Exercise:
Copy all lines in which the word "four" can be found.

Records to use:
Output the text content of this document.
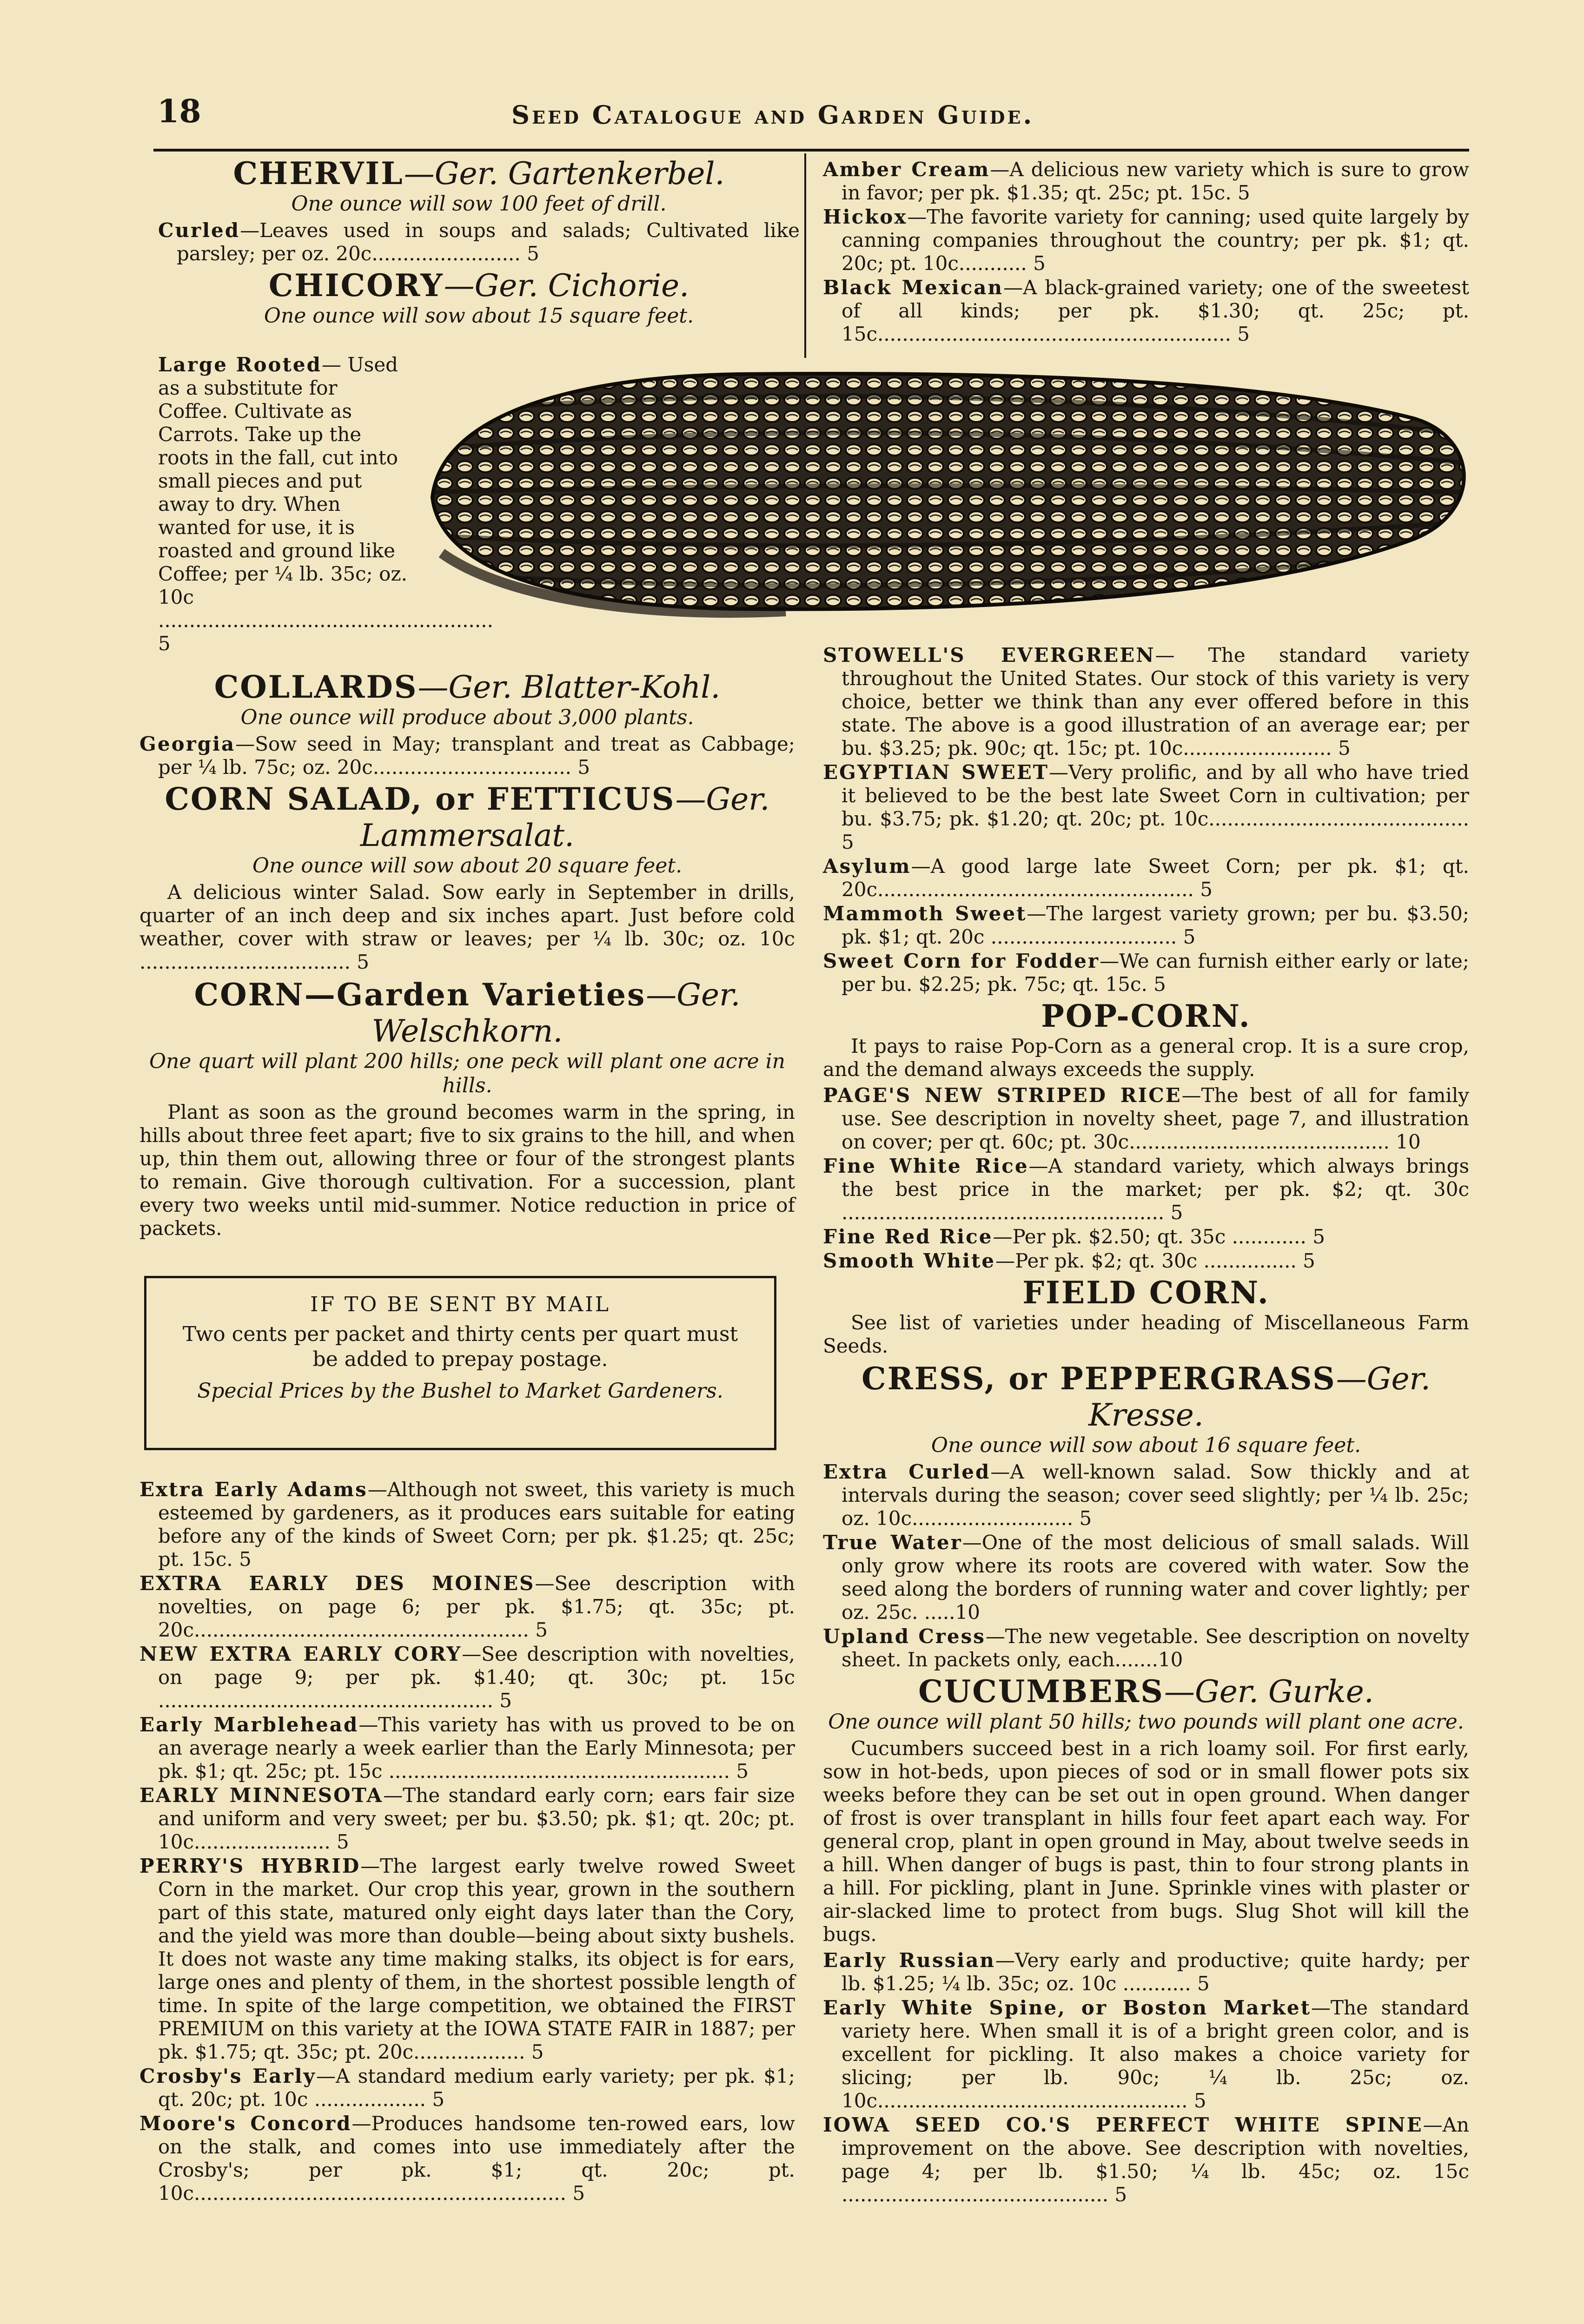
18	Seed Catalogue and Garden Guide.
CHERVIL—Ger. Gartenkerbel.
One ounce will sow 100 feet of drill.
Curled—Leaves used in soups and salads; Cultivated like parsley; per oz. 20c........................ 5
CHICORY—Ger. Cichorie.
One ounce will sow about 15 square feet.
Large Rooted— Used as a substitute for Coffee. Cultivate as Carrots. Take up the roots in the fall, cut into small pieces and put away to dry. When wanted for use, it is roasted and ground like Coffee; per ¼ lb. 35c; oz. 10c ...................................................... 5
COLLARDS—Ger. Blatter-Kohl.
One ounce will produce about 3,000 plants.
Georgia—Sow seed in May; transplant and treat as Cabbage; per ¼ lb. 75c; oz. 20c................................ 5
CORN SALAD, or FETTICUS—Ger. Lammersalat.
One ounce will sow about 20 square feet.
A delicious winter Salad. Sow early in September in drills, quarter of an inch deep and six inches apart. Just before cold weather, cover with straw or leaves; per ¼ lb. 30c; oz. 10c .................................. 5
CORN—Garden Varieties—Ger. Welschkorn.
One quart will plant 200 hills; one peck will plant one acre in hills.
Plant as soon as the ground becomes warm in the spring, in hills about three feet apart; five to six grains to the hill, and when up, thin them out, allowing three or four of the strongest plants to remain. Give thorough cultivation. For a succession, plant every two weeks until mid-summer. Notice reduction in price of packets.
IF TO BE SENT BY MAIL
Two cents per packet and thirty cents per quart must be added to prepay postage.
Special Prices by the Bushel to Market Gardeners.
Extra Early Adams—Although not sweet, this variety is much esteemed by gardeners, as it produces ears suitable for eating before any of the kinds of Sweet Corn; per pk. $1.25; qt. 25c; pt. 15c. 5
EXTRA EARLY DES MOINES—See description with novelties, on page 6; per pk. $1.75; qt. 35c; pt. 20c...................................................... 5
NEW EXTRA EARLY CORY—See description with novelties, on page 9; per pk. $1.40; qt. 30c; pt. 15c ...................................................... 5
Early Marblehead—This variety has with us proved to be on an average nearly a week earlier than the Early Minnesota; per pk. $1; qt. 25c; pt. 15c ....................................................... 5
EARLY MINNESOTA—The standard early corn; ears fair size and uniform and very sweet; per bu. $3.50; pk. $1; qt. 20c; pt. 10c...................... 5
PERRY'S HYBRID—The largest early twelve rowed Sweet Corn in the market. Our crop this year, grown in the southern part of this state, matured only eight days later than the Cory, and the yield was more than double—being about sixty bushels. It does not waste any time making stalks, its object is for ears, large ones and plenty of them, in the shortest possible length of time. In spite of the large competition, we obtained the FIRST PREMIUM on this variety at the IOWA STATE FAIR in 1887; per pk. $1.75; qt. 35c; pt. 20c.................. 5
Crosby's Early—A standard medium early variety; per pk. $1; qt. 20c; pt. 10c .................. 5
Moore's Concord—Produces handsome ten-rowed ears, low on the stalk, and comes into use immediately after the Crosby's; per pk. $1; qt. 20c; pt. 10c............................................................ 5
Amber Cream—A delicious new variety which is sure to grow in favor; per pk. $1.35; qt. 25c; pt. 15c. 5
Hickox—The favorite variety for canning; used quite largely by canning companies throughout the country; per pk. $1; qt. 20c; pt. 10c........... 5
Black Mexican—A black-grained variety; one of the sweetest of all kinds; per pk. $1.30; qt. 25c; pt. 15c......................................................... 5
STOWELL'S EVERGREEN— The standard variety throughout the United States. Our stock of this variety is very choice, better we think than any ever offered before in this state. The above is a good illustration of an average ear; per bu. $3.25; pk. 90c; qt. 15c; pt. 10c........................ 5
EGYPTIAN SWEET—Very prolific, and by all who have tried it believed to be the best late Sweet Corn in cultivation; per bu. $3.75; pk. $1.20; qt. 20c; pt. 10c.......................................... 5
Asylum—A good large late Sweet Corn; per pk. $1; qt. 20c................................................... 5
Mammoth Sweet—The largest variety grown; per bu. $3.50; pk. $1; qt. 20c .............................. 5
Sweet Corn for Fodder—We can furnish either early or late; per bu. $2.25; pk. 75c; qt. 15c. 5
POP-CORN.
It pays to raise Pop-Corn as a general crop. It is a sure crop, and the demand always exceeds the supply.
PAGE'S NEW STRIPED RICE—The best of all for family use. See description in novelty sheet, page 7, and illustration on cover; per qt. 60c; pt. 30c.......................................... 10
Fine White Rice—A standard variety, which always brings the best price in the market; per pk. $2; qt. 30c .................................................... 5
Fine Red Rice—Per pk. $2.50; qt. 35c ............ 5
Smooth White—Per pk. $2; qt. 30c ............... 5
FIELD CORN.
See list of varieties under heading of Miscellaneous Farm Seeds.
CRESS, or PEPPERGRASS—Ger. Kresse.
One ounce will sow about 16 square feet.
Extra Curled—A well-known salad. Sow thickly and at intervals during the season; cover seed slightly; per ¼ lb. 25c; oz. 10c.......................... 5
True Water—One of the most delicious of small salads. Will only grow where its roots are covered with water. Sow the seed along the borders of running water and cover lightly; per oz. 25c. .....10
Upland Cress—The new vegetable. See description on novelty sheet. In packets only, each.......10
CUCUMBERS—Ger. Gurke.
One ounce will plant 50 hills; two pounds will plant one acre.
Cucumbers succeed best in a rich loamy soil. For first early, sow in hot-beds, upon pieces of sod or in small flower pots six weeks before they can be set out in open ground. When danger of frost is over transplant in hills four feet apart each way. For general crop, plant in open ground in May, about twelve seeds in a hill. When danger of bugs is past, thin to four strong plants in a hill. For pickling, plant in June. Sprinkle vines with plaster or air-slacked lime to protect from bugs. Slug Shot will kill the bugs.
Early Russian—Very early and productive; quite hardy; per lb. $1.25; ¼ lb. 35c; oz. 10c ........... 5
Early White Spine, or Boston Market—The standard variety here. When small it is of a bright green color, and is excellent for pickling. It also makes a choice variety for slicing; per lb. 90c; ¼ lb. 25c; oz. 10c.................................................. 5
IOWA SEED CO.'S PERFECT WHITE SPINE—An improvement on the above. See description with novelties, page 4; per lb. $1.50; ¼ lb. 45c; oz. 15c ........................................... 5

The completed task:
Plant as soon as the ground becomes warm in the spring, in hills about three feet apart; five to six grains to the hill, and when up, thin them out, allowing three or four of the strongest plants to remain. Give thorough cultivation. For a succession, plant every two weeks until mid-summer. Notice reduction in price of packets.
Cucumbers succeed best in a rich loamy soil. For first early, sow in hot-beds, upon pieces of sod or in small flower pots six weeks before they can be set out in open ground. When danger of frost is over transplant in hills four feet apart each way. For general crop, plant in open ground in May, about twelve seeds in a hill. When danger of bugs is past, thin to four strong plants in a hill. For pickling, plant in June. Sprinkle vines with plaster or air-slacked lime to protect from bugs. Slug Shot will kill the bugs.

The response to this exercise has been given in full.